§ WHAT TO PRODUCE
Show every line where "type" occurs.

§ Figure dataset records
========================================

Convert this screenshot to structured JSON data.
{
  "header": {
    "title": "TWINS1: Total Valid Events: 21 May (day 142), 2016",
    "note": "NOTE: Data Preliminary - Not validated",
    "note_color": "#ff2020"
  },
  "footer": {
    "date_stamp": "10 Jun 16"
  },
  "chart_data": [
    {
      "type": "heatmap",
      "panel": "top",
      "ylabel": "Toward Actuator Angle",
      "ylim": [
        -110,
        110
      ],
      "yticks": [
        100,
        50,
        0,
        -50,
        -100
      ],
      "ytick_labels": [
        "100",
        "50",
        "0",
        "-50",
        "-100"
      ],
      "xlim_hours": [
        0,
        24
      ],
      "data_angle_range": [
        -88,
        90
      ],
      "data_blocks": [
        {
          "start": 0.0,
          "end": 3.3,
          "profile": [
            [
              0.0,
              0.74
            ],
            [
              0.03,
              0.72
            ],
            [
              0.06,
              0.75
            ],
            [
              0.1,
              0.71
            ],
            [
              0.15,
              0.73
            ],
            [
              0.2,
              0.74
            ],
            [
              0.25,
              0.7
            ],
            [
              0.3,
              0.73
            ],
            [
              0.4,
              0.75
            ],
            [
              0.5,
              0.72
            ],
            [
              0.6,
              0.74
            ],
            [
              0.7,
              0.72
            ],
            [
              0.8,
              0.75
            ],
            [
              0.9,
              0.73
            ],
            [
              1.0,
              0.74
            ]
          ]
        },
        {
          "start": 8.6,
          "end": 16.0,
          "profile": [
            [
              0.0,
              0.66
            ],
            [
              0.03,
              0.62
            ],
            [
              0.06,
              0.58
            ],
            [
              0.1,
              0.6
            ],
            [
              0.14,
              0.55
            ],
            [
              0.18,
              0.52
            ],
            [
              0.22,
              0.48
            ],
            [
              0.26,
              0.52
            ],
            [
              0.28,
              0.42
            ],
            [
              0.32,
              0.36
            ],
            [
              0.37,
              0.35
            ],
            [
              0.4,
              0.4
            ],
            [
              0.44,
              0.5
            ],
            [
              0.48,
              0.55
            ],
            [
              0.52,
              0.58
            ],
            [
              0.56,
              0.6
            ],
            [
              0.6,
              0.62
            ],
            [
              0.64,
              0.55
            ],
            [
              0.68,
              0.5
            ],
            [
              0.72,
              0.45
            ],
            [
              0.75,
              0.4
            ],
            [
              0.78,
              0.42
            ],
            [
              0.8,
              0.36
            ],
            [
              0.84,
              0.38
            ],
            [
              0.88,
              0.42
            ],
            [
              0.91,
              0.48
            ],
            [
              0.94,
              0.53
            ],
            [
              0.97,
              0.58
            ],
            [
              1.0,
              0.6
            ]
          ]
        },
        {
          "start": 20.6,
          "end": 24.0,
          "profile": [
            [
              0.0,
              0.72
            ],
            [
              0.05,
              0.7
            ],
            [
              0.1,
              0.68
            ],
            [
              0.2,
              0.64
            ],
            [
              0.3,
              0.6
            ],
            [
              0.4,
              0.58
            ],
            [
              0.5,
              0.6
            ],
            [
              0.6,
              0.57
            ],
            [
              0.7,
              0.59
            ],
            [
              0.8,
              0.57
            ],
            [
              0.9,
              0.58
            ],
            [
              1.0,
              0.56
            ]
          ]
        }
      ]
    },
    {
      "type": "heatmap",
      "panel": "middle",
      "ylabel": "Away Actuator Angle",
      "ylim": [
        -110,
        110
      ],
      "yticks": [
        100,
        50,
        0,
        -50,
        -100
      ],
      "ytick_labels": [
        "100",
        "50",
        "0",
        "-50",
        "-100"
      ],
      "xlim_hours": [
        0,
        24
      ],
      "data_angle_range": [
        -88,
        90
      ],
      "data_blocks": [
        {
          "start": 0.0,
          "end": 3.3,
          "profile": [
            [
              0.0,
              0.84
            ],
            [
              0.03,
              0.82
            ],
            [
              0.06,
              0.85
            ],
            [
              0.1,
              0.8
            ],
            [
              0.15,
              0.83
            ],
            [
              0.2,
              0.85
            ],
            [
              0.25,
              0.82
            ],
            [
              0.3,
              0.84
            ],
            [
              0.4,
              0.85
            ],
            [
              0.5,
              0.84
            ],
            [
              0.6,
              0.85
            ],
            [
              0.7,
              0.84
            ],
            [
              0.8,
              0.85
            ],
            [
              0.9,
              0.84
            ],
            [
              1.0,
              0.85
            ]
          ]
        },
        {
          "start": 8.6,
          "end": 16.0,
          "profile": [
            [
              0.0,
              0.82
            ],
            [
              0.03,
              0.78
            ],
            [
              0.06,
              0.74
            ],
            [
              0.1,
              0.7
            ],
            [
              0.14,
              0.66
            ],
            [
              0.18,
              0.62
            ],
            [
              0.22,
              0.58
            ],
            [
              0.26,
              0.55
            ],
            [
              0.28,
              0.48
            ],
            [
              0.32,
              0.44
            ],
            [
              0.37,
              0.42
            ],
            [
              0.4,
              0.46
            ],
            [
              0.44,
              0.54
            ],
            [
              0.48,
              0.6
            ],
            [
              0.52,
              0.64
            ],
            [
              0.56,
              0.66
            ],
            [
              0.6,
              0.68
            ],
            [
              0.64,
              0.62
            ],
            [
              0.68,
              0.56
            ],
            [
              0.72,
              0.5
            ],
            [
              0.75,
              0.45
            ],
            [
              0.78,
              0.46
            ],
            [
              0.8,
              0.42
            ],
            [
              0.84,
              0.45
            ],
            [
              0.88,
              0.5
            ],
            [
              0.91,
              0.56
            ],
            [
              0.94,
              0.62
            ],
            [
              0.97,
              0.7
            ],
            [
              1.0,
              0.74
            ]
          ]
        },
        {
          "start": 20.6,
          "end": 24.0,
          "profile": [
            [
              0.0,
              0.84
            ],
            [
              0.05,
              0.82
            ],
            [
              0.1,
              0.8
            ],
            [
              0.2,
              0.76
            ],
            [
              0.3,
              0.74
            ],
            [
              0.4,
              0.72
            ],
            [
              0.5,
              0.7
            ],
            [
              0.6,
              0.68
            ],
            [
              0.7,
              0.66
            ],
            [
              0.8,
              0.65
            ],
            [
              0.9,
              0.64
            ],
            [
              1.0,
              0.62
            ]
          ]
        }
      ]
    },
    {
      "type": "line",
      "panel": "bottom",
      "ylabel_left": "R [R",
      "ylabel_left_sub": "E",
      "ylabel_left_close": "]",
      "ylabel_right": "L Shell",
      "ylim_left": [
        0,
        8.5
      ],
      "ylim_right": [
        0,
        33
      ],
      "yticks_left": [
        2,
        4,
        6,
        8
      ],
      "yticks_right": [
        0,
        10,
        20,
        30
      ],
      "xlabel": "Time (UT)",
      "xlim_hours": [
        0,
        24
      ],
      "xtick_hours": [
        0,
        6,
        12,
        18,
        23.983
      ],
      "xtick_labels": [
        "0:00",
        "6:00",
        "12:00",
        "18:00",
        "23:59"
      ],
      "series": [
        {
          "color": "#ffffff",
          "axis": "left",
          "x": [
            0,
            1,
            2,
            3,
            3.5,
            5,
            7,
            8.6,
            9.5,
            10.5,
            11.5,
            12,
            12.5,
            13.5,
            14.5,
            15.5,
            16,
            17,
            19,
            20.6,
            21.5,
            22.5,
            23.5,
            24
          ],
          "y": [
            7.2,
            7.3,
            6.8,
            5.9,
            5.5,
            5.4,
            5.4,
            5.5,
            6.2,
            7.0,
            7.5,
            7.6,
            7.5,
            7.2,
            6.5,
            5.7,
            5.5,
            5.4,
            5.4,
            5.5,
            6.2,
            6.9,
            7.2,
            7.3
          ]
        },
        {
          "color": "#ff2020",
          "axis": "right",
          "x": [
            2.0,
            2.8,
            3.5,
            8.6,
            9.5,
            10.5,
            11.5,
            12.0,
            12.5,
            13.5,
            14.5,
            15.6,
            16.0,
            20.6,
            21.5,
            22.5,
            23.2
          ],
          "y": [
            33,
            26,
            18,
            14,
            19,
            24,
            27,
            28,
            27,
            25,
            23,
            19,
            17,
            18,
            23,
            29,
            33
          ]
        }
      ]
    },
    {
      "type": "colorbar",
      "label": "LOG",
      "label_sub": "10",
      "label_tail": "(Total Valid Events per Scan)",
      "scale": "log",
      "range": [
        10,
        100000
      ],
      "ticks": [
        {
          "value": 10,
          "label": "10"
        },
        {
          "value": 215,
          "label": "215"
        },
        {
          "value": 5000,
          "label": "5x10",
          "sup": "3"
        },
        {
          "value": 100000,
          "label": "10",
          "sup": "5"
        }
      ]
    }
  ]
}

========================================

§ SOLUTION TO THIS EXERCISE
      "type": "heatmap",
      "type": "heatmap",
      "type": "line",
      "type": "colorbar",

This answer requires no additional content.